==== Items

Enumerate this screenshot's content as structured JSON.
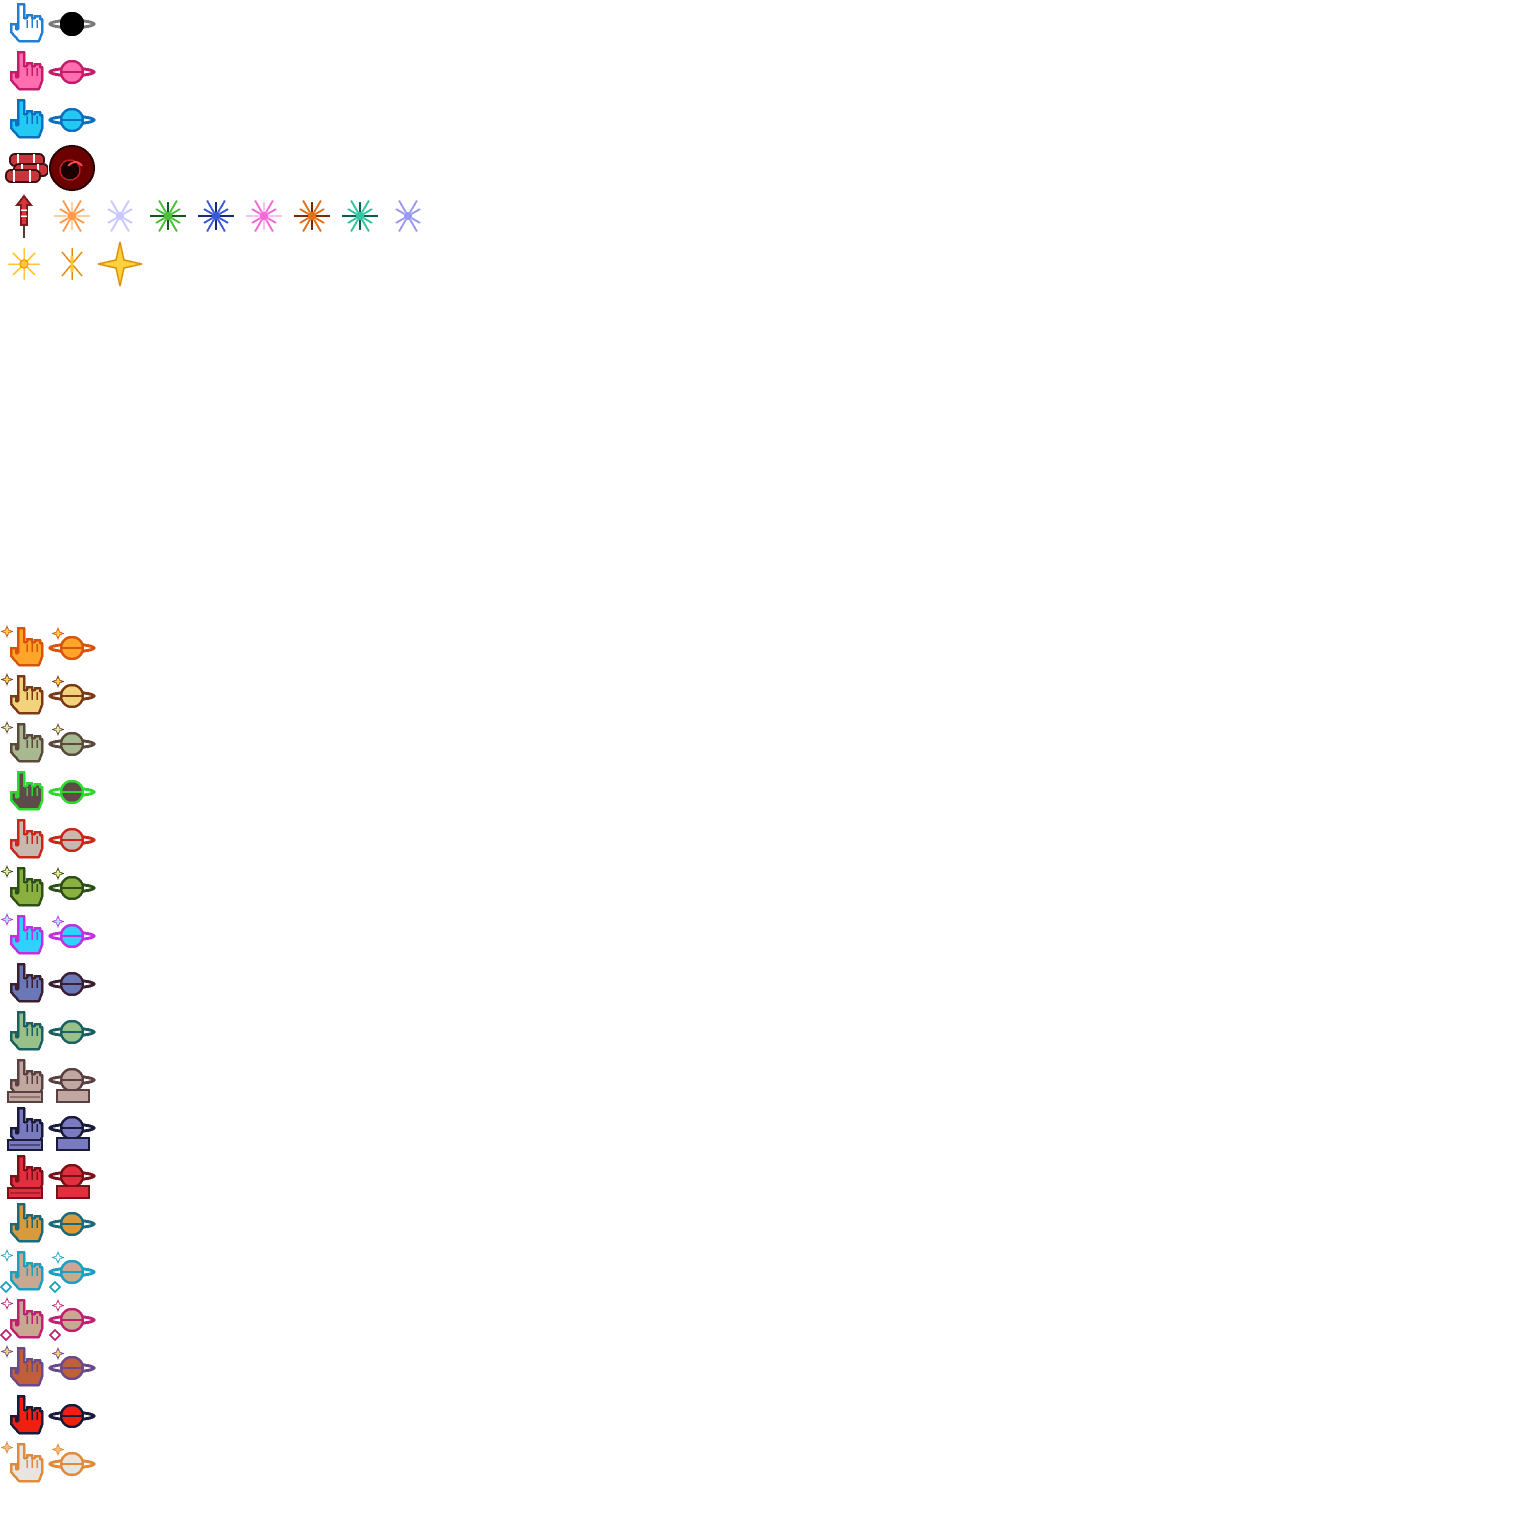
{
  "sheet": {
    "background": "#ffffff",
    "top_rows": [
      {
        "name": "cursor-set-classic-blue",
        "items": [
          {
            "kind": "hand-cursor",
            "fill": "#ffffff",
            "outline": "#1e7fd8"
          },
          {
            "kind": "orbit-cursor",
            "fill": "#000000",
            "outline": "#000000",
            "ring": "#7a7a7a"
          }
        ]
      },
      {
        "name": "cursor-set-pink",
        "items": [
          {
            "kind": "hand-cursor",
            "fill": "#ff6fae",
            "outline": "#c41c6b"
          },
          {
            "kind": "orbit-cursor",
            "fill": "#ff6fae",
            "outline": "#c41c6b",
            "ring": "#c41c6b"
          }
        ]
      },
      {
        "name": "cursor-set-cyan",
        "items": [
          {
            "kind": "hand-cursor",
            "fill": "#23c9f2",
            "outline": "#0a6fbf"
          },
          {
            "kind": "orbit-cursor",
            "fill": "#23c9f2",
            "outline": "#0a6fbf",
            "ring": "#0a6fbf"
          }
        ]
      },
      {
        "name": "item-row-special",
        "items": [
          {
            "kind": "dynamite-bundle",
            "fill": "#c8363c",
            "outline": "#3b1012"
          },
          {
            "kind": "dark-orb",
            "fill": "#6a0000",
            "outline": "#2b0000"
          }
        ]
      },
      {
        "name": "fireworks-row",
        "items": [
          {
            "kind": "rocket",
            "fill": "#d7343c",
            "outline": "#7b1a1f"
          },
          {
            "kind": "burst",
            "fill": "#ff9a4a",
            "outline": "#ffd0a0"
          },
          {
            "kind": "burst",
            "fill": "#c9c9ff",
            "outline": "#ffffff"
          },
          {
            "kind": "burst",
            "fill": "#48c03a",
            "outline": "#0f5a1a"
          },
          {
            "kind": "burst",
            "fill": "#3a5ad8",
            "outline": "#1a2a7a"
          },
          {
            "kind": "burst",
            "fill": "#f06ad8",
            "outline": "#ffc0f0"
          },
          {
            "kind": "burst",
            "fill": "#e0701a",
            "outline": "#7a2a00"
          },
          {
            "kind": "burst",
            "fill": "#30c4a0",
            "outline": "#0a6050"
          },
          {
            "kind": "burst",
            "fill": "#9a9af0",
            "outline": "#ffffff"
          }
        ]
      },
      {
        "name": "sparkle-row",
        "items": [
          {
            "kind": "sparkle-small",
            "fill": "#ffc830",
            "outline": "#e08a00"
          },
          {
            "kind": "sparkle-cross",
            "fill": "#ffc830",
            "outline": "#e08a00"
          },
          {
            "kind": "sparkle-star",
            "fill": "#ffd040",
            "outline": "#d89000"
          }
        ]
      }
    ],
    "bottom_rows": [
      {
        "name": "cursor-set-orange-sparkle",
        "hand_fill": "#ffa52a",
        "outline": "#d8540a",
        "ring": "#d8540a",
        "sparkle": true,
        "sparkle_color": "#ffd040",
        "base": false
      },
      {
        "name": "cursor-set-gold-sparkle",
        "hand_fill": "#f2d27a",
        "outline": "#7a3a18",
        "ring": "#7a3a18",
        "sparkle": true,
        "sparkle_color": "#ffd040",
        "base": false
      },
      {
        "name": "cursor-set-sage-sparkle",
        "hand_fill": "#a8b890",
        "outline": "#5a4a3a",
        "ring": "#5a4a3a",
        "sparkle": true,
        "sparkle_color": "#f2e6a0",
        "base": false
      },
      {
        "name": "cursor-set-dark-green",
        "hand_fill": "#5e4a48",
        "outline": "#2ed82e",
        "ring": "#2ed82e",
        "sparkle": false,
        "sparkle_color": "#ffffff",
        "base": false
      },
      {
        "name": "cursor-set-stone-red",
        "hand_fill": "#c8b8b0",
        "outline": "#c8281a",
        "ring": "#c8281a",
        "sparkle": false,
        "sparkle_color": "#ffffff",
        "base": false
      },
      {
        "name": "cursor-set-olive-sparkle",
        "hand_fill": "#8ab040",
        "outline": "#2e5018",
        "ring": "#2e5018",
        "sparkle": true,
        "sparkle_color": "#ffe890",
        "base": false
      },
      {
        "name": "cursor-set-cyan-magenta",
        "hand_fill": "#30d0ff",
        "outline": "#c030e0",
        "ring": "#c030e0",
        "sparkle": true,
        "sparkle_color": "#a0f0ff",
        "base": false
      },
      {
        "name": "cursor-set-indigo",
        "hand_fill": "#6a78b8",
        "outline": "#3a2030",
        "ring": "#3a2030",
        "sparkle": false,
        "sparkle_color": "#ffffff",
        "base": false
      },
      {
        "name": "cursor-set-mint",
        "hand_fill": "#9ac08a",
        "outline": "#1a6060",
        "ring": "#1a6060",
        "sparkle": false,
        "sparkle_color": "#ffffff",
        "base": false
      },
      {
        "name": "cursor-set-taupe-base",
        "hand_fill": "#c0a8a0",
        "outline": "#5a4040",
        "ring": "#5a4040",
        "sparkle": false,
        "sparkle_color": "#ffffff",
        "base": true
      },
      {
        "name": "cursor-set-periwinkle-base",
        "hand_fill": "#7a7ac0",
        "outline": "#1a1a3a",
        "ring": "#1a1a3a",
        "sparkle": false,
        "sparkle_color": "#ffffff",
        "base": true
      },
      {
        "name": "cursor-set-crimson-base",
        "hand_fill": "#e03040",
        "outline": "#7a1018",
        "ring": "#7a1018",
        "sparkle": false,
        "sparkle_color": "#ffffff",
        "base": true
      },
      {
        "name": "cursor-set-amber-teal",
        "hand_fill": "#d89a3a",
        "outline": "#1a6a7a",
        "ring": "#1a6a7a",
        "sparkle": false,
        "sparkle_color": "#ffffff",
        "base": false
      },
      {
        "name": "cursor-set-tan-cyan-gem",
        "hand_fill": "#c8a890",
        "outline": "#1aa0c0",
        "ring": "#1aa0c0",
        "sparkle": true,
        "sparkle_color": "#ffffff",
        "base": false
      },
      {
        "name": "cursor-set-tan-pink-gem",
        "hand_fill": "#c8a890",
        "outline": "#c02070",
        "ring": "#c02070",
        "sparkle": true,
        "sparkle_color": "#ffffff",
        "base": false
      },
      {
        "name": "cursor-set-rust-sparkle",
        "hand_fill": "#c0603a",
        "outline": "#6a4a8a",
        "ring": "#6a4a8a",
        "sparkle": true,
        "sparkle_color": "#ffd060",
        "base": false
      },
      {
        "name": "cursor-set-red-navy",
        "hand_fill": "#f02010",
        "outline": "#1a1a3a",
        "ring": "#1a1a3a",
        "sparkle": false,
        "sparkle_color": "#ffffff",
        "base": false
      },
      {
        "name": "cursor-set-white-sparkle",
        "hand_fill": "#e8e4e0",
        "outline": "#e08a3a",
        "ring": "#e08a3a",
        "sparkle": true,
        "sparkle_color": "#f0c080",
        "base": false
      }
    ]
  }
}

========

Brief>
Search the entries for the word "pink", then list each line that holds it.

Result of the exercise>
        "name": "cursor-set-pink",
        "name": "cursor-set-tan-pink-gem",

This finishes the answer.